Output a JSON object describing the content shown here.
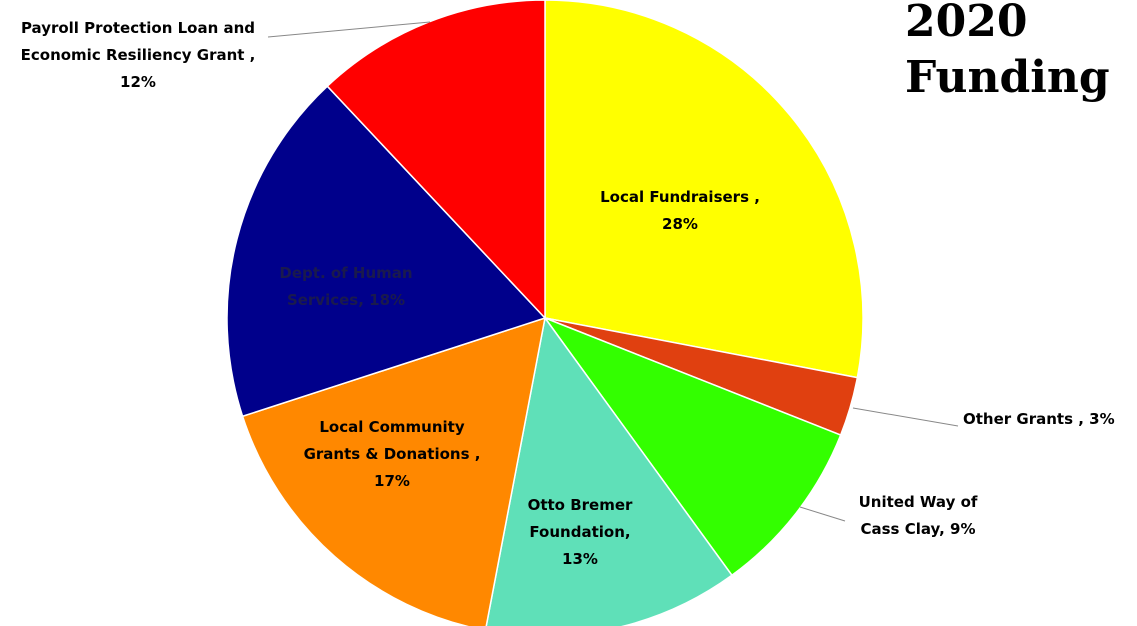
{
  "title": {
    "line1": "2020",
    "line2": "Funding"
  },
  "chart_data": {
    "type": "pie",
    "title": "2020 Funding",
    "start": "top, clockwise",
    "slices": [
      {
        "label_lines": [
          "Local Fundraisers ,",
          "28%"
        ],
        "name": "Local Fundraisers",
        "value": 28,
        "color": "#ffff00"
      },
      {
        "label_lines": [
          "Other Grants , 3%"
        ],
        "name": "Other Grants",
        "value": 3,
        "color": "#e04010"
      },
      {
        "label_lines": [
          "United Way of",
          "Cass Clay, 9%"
        ],
        "name": "United Way of Cass Clay",
        "value": 9,
        "color": "#33ff00"
      },
      {
        "label_lines": [
          "Otto Bremer",
          "Foundation,",
          "13%"
        ],
        "name": "Otto Bremer Foundation",
        "value": 13,
        "color": "#5fe0b8"
      },
      {
        "label_lines": [
          "Local Community",
          "Grants & Donations ,",
          "17%"
        ],
        "name": "Local Community Grants & Donations",
        "value": 17,
        "color": "#ff8800"
      },
      {
        "label_lines": [
          "Dept. of Human",
          "Services, 18%"
        ],
        "name": "Dept. of Human Services",
        "value": 18,
        "color": "#00008b"
      },
      {
        "label_lines": [
          "Payroll Protection Loan and",
          "Economic Resiliency Grant ,",
          "12%"
        ],
        "name": "Payroll Protection Loan and Economic Resiliency Grant",
        "value": 12,
        "color": "#ff0000"
      }
    ]
  }
}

PROBLEM DETAILS →
Your answer should be a single number: the count of lines in the data that include the word "color".

COMPLETE ANSWER →
7